## WHAT IS BEING ASKED
From the entries below, copy every line where the string "Halaxe" appears.
====== THE INPUT
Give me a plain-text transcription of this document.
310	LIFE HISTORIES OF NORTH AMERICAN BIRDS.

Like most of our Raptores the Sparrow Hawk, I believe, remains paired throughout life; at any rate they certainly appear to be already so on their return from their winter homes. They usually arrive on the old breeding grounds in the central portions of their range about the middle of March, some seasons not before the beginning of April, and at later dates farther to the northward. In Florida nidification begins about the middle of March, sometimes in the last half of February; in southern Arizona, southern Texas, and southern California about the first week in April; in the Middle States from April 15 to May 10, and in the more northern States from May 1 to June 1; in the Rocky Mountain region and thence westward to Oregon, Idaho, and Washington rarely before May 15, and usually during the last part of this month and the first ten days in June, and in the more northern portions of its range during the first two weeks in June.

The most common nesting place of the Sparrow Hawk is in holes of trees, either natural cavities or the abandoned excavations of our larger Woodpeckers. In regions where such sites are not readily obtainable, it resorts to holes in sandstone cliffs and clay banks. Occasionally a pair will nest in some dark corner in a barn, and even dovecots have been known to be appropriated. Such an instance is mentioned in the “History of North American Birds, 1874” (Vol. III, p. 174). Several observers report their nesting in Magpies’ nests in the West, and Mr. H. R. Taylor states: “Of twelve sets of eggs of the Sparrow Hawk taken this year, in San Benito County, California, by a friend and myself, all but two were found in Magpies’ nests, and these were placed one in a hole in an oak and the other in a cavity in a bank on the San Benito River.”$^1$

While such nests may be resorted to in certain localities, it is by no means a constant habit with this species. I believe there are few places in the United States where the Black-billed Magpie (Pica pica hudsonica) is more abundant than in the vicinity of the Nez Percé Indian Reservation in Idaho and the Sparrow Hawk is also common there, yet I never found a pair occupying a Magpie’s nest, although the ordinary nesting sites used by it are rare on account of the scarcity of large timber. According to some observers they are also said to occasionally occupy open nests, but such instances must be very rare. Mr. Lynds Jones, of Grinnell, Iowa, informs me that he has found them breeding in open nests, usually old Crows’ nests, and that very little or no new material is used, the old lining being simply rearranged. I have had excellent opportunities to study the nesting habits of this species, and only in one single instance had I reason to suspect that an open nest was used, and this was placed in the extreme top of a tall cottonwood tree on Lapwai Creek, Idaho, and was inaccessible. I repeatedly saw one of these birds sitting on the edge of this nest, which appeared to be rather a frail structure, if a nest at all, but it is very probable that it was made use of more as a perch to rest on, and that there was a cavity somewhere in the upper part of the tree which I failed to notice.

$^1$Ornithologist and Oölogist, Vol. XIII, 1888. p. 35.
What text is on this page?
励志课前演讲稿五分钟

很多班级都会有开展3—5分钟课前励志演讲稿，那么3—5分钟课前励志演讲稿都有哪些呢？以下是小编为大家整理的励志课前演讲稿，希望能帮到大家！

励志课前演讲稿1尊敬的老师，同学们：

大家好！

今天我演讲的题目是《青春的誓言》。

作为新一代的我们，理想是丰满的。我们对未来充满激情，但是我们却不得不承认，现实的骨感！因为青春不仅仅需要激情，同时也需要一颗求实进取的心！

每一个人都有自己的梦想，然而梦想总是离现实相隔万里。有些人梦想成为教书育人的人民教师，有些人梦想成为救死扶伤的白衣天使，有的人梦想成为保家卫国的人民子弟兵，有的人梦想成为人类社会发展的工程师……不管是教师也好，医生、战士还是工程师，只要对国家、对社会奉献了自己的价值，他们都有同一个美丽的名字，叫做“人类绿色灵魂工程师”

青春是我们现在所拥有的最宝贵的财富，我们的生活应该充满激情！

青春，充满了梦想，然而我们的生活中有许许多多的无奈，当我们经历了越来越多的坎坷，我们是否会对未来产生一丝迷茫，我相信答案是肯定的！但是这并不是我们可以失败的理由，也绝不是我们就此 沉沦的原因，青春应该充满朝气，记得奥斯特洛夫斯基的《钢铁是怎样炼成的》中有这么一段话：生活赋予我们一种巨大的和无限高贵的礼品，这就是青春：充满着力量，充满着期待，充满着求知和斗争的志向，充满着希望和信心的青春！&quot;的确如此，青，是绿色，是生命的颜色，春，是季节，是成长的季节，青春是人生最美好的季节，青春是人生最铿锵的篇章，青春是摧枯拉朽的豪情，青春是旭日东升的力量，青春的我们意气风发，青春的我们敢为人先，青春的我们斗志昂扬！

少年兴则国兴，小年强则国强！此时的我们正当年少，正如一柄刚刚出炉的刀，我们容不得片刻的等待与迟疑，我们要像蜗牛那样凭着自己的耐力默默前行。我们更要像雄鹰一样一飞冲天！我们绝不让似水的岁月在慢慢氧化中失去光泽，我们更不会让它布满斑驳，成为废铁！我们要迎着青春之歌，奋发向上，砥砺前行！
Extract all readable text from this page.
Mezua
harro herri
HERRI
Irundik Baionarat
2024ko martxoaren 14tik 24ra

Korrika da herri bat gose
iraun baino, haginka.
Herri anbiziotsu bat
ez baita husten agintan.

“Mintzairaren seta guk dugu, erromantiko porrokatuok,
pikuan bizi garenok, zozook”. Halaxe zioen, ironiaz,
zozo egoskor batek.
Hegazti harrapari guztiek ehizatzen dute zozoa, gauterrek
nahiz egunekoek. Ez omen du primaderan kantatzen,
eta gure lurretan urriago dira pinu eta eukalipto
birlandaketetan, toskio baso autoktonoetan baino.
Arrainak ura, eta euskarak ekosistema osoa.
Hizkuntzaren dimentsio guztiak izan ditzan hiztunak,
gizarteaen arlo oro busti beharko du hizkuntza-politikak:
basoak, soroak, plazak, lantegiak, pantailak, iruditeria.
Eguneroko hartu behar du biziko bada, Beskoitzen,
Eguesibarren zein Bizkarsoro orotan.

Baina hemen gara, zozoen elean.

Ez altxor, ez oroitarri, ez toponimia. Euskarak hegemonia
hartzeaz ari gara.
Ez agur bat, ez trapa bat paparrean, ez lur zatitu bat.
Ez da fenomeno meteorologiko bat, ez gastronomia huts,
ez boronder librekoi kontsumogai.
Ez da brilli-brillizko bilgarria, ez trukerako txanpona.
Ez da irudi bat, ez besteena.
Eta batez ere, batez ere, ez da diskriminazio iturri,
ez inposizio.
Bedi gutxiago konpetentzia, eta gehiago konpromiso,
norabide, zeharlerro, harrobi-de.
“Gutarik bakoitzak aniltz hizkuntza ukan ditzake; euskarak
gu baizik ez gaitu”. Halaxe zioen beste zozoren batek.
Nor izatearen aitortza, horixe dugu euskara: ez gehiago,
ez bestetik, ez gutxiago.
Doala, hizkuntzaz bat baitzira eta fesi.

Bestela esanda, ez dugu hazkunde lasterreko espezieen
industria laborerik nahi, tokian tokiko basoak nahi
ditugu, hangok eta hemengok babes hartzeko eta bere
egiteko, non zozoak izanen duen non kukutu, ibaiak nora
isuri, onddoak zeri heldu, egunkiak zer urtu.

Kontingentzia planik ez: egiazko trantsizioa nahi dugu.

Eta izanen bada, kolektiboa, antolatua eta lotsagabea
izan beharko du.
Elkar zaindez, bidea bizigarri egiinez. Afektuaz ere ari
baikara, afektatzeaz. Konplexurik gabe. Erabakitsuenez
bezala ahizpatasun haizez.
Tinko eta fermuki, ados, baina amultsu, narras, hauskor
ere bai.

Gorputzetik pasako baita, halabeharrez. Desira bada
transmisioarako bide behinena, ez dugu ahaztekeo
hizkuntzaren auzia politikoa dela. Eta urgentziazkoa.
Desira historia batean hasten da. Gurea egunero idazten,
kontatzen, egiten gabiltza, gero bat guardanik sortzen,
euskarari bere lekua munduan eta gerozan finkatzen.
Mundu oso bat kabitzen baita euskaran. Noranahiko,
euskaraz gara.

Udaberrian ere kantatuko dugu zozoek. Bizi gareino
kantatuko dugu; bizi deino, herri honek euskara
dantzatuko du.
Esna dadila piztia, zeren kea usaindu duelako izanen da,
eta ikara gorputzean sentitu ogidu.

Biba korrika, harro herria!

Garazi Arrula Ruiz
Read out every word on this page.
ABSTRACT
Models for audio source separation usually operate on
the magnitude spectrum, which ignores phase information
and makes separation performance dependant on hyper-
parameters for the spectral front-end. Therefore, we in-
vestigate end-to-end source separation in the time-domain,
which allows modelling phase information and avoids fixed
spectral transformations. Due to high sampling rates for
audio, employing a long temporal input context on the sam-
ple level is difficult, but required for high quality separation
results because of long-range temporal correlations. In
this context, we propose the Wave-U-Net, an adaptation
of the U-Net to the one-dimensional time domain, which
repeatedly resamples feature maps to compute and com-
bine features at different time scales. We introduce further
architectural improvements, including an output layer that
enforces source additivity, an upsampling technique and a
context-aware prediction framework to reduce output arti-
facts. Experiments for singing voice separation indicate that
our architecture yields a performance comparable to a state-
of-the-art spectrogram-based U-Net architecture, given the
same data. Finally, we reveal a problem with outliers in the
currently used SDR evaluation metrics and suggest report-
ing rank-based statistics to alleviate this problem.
============
## TASK SOLUTION
pikuan bizi garenok, zozook”. Halaxe zioen, ironiaz,
gu baizik ez gaitu”. Halaxe zioen beste zozoren batek.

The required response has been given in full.